- **Entries supplied**:
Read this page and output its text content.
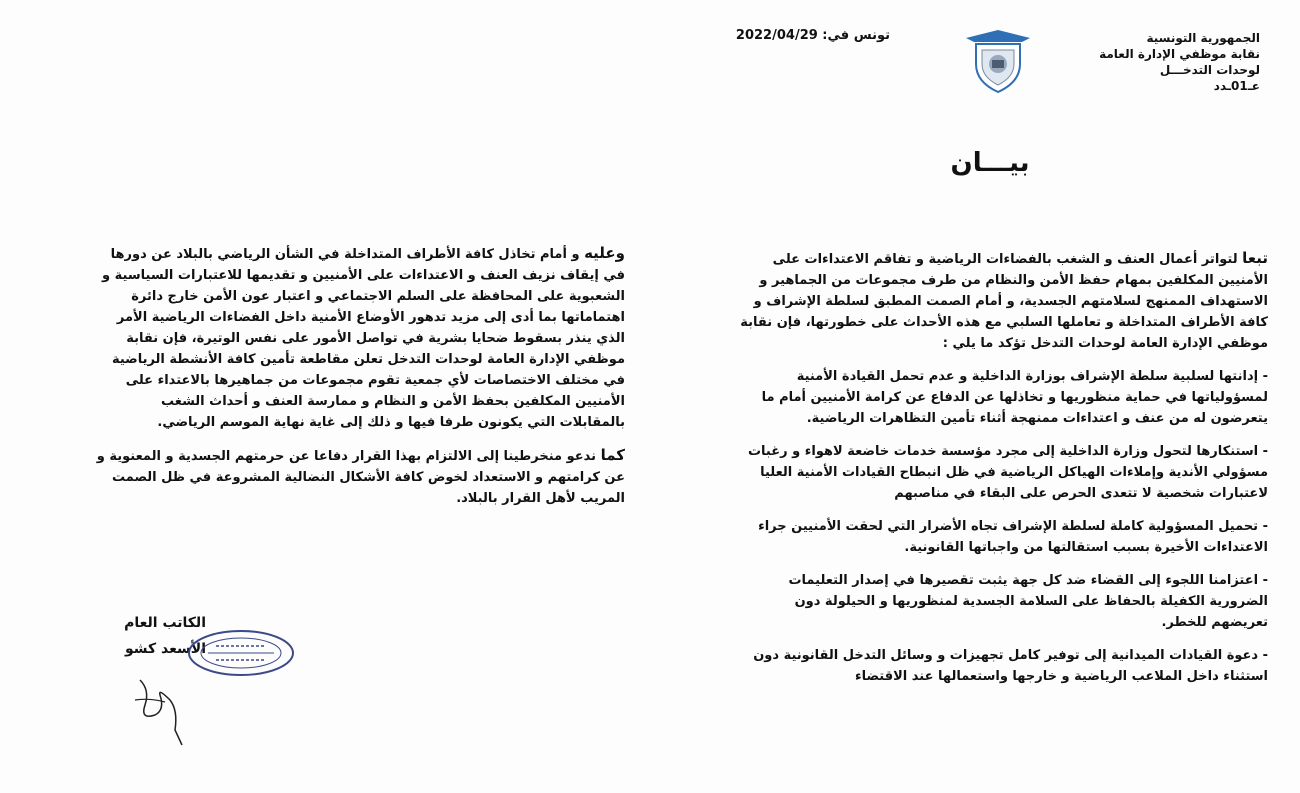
الجمهورية التونسية
نقابة موظفي الإدارة العامة
لوحدات التدخـــل
عـ01ـدد
تونس في: 2022/04/29
بيـــان

تبعا لتواتر أعمال العنف و الشغب بالفضاءات الرياضية و تفاقم الاعتداءات على الأمنيين المكلفين بمهام حفظ الأمن والنظام من طرف مجموعات من الجماهير و الاستهداف الممنهج لسلامتهم الجسدية، و أمام الصمت المطبق لسلطة الإشراف و كافة الأطراف المتداخلة و تعاملها السلبي مع هذه الأحداث على خطورتها، فإن نقابة موظفي الإدارة العامة لوحدات التدخل تؤكد ما يلي :

- إدانتها لسلبية سلطة الإشراف بوزارة الداخلية و عدم تحمل القيادة الأمنية لمسؤولياتها في حماية منظوريها و تخاذلها عن الدفاع عن كرامة الأمنيين أمام ما يتعرضون له من عنف و اعتداءات ممنهجة أثناء تأمين التظاهرات الرياضية.

- استنكارها لتحول وزارة الداخلية إلى مجرد مؤسسة خدمات خاضعة لاهواء و رغبات مسؤولي الأندية وإملاءات الهياكل الرياضية في ظل انبطاح القيادات الأمنية العليا لاعتبارات شخصية لا تتعدى الحرص على البقاء في مناصبهم

- تحميل المسؤولية كاملة لسلطة الإشراف تجاه الأضرار التي لحقت الأمنيين جراء الاعتداءات الأخيرة بسبب استقالتها من واجباتها القانونية.

- اعتزامنا اللجوء إلى القضاء ضد كل جهة يثبت تقصيرها في إصدار التعليمات الضرورية الكفيلة بالحفاظ على السلامة الجسدية لمنظوريها و الحيلولة دون تعريضهم للخطر.

- دعوة القيادات الميدانية إلى توفير كامل تجهيزات و وسائل التدخل القانونية دون استثناء داخل الملاعب الرياضية و خارجها واستعمالها عند الاقتضاء

وعليه و أمام تخاذل كافة الأطراف المتداخلة في الشأن الرياضي بالبلاد عن دورها في إيقاف نزيف العنف و الاعتداءات على الأمنيين و تقديمها للاعتبارات السياسية و الشعبوية على المحافظة على السلم الاجتماعي و اعتبار عون الأمن خارج دائرة اهتماماتها بما أدى إلى مزيد تدهور الأوضاع الأمنية داخل الفضاءات الرياضية الأمر الذي ينذر بسقوط ضحايا بشرية في تواصل الأمور على نفس الوتيرة، فإن نقابة موظفي الإدارة العامة لوحدات التدخل تعلن مقاطعة تأمين كافة الأنشطة الرياضية في مختلف الاختصاصات لأي جمعية تقوم مجموعات من جماهيرها بالاعتداء على الأمنيين المكلفين بحفظ الأمن و النظام و ممارسة العنف و أحداث الشغب بالمقابلات التي يكونون طرفا فيها و ذلك إلى غاية نهاية الموسم الرياضي.

كما ندعو منخرطينا إلى الالتزام بهذا القرار دفاعا عن حرمتهم الجسدية و المعنوية و عن كرامتهم و الاستعداد لخوض كافة الأشكال النضالية المشروعة في ظل الصمت المريب لأهل القرار بالبلاد.

الكاتب العام
الأسعد كشو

- **Task to carry out**: Leave every image out, and retype the material exactly.

- **Solved problem**:
Read this page and output its text content.
الجمهورية التونسية
نقابة موظفي الإدارة العامة
لوحدات التدخـــل
عـ01ـدد
تونس في: 2022/04/29
بيـــان

تبعا لتواتر أعمال العنف و الشغب بالفضاءات الرياضية و تفاقم الاعتداءات على الأمنيين المكلفين بمهام حفظ الأمن والنظام من طرف مجموعات من الجماهير و الاستهداف الممنهج لسلامتهم الجسدية، و أمام الصمت المطبق لسلطة الإشراف و كافة الأطراف المتداخلة و تعاملها السلبي مع هذه الأحداث على خطورتها، فإن نقابة موظفي الإدارة العامة لوحدات التدخل تؤكد ما يلي :

- إدانتها لسلبية سلطة الإشراف بوزارة الداخلية و عدم تحمل القيادة الأمنية لمسؤولياتها في حماية منظوريها و تخاذلها عن الدفاع عن كرامة الأمنيين أمام ما يتعرضون له من عنف و اعتداءات ممنهجة أثناء تأمين التظاهرات الرياضية.

- استنكارها لتحول وزارة الداخلية إلى مجرد مؤسسة خدمات خاضعة لاهواء و رغبات مسؤولي الأندية وإملاءات الهياكل الرياضية في ظل انبطاح القيادات الأمنية العليا لاعتبارات شخصية لا تتعدى الحرص على البقاء في مناصبهم

- تحميل المسؤولية كاملة لسلطة الإشراف تجاه الأضرار التي لحقت الأمنيين جراء الاعتداءات الأخيرة بسبب استقالتها من واجباتها القانونية.

- اعتزامنا اللجوء إلى القضاء ضد كل جهة يثبت تقصيرها في إصدار التعليمات الضرورية الكفيلة بالحفاظ على السلامة الجسدية لمنظوريها و الحيلولة دون تعريضهم للخطر.

- دعوة القيادات الميدانية إلى توفير كامل تجهيزات و وسائل التدخل القانونية دون استثناء داخل الملاعب الرياضية و خارجها واستعمالها عند الاقتضاء

وعليه و أمام تخاذل كافة الأطراف المتداخلة في الشأن الرياضي بالبلاد عن دورها في إيقاف نزيف العنف و الاعتداءات على الأمنيين و تقديمها للاعتبارات السياسية و الشعبوية على المحافظة على السلم الاجتماعي و اعتبار عون الأمن خارج دائرة اهتماماتها بما أدى إلى مزيد تدهور الأوضاع الأمنية داخل الفضاءات الرياضية الأمر الذي ينذر بسقوط ضحايا بشرية في تواصل الأمور على نفس الوتيرة، فإن نقابة موظفي الإدارة العامة لوحدات التدخل تعلن مقاطعة تأمين كافة الأنشطة الرياضية في مختلف الاختصاصات لأي جمعية تقوم مجموعات من جماهيرها بالاعتداء على الأمنيين المكلفين بحفظ الأمن و النظام و ممارسة العنف و أحداث الشغب بالمقابلات التي يكونون طرفا فيها و ذلك إلى غاية نهاية الموسم الرياضي.

كما ندعو منخرطينا إلى الالتزام بهذا القرار دفاعا عن حرمتهم الجسدية و المعنوية و عن كرامتهم و الاستعداد لخوض كافة الأشكال النضالية المشروعة في ظل الصمت المريب لأهل القرار بالبلاد.

الكاتب العام
الأسعد كشو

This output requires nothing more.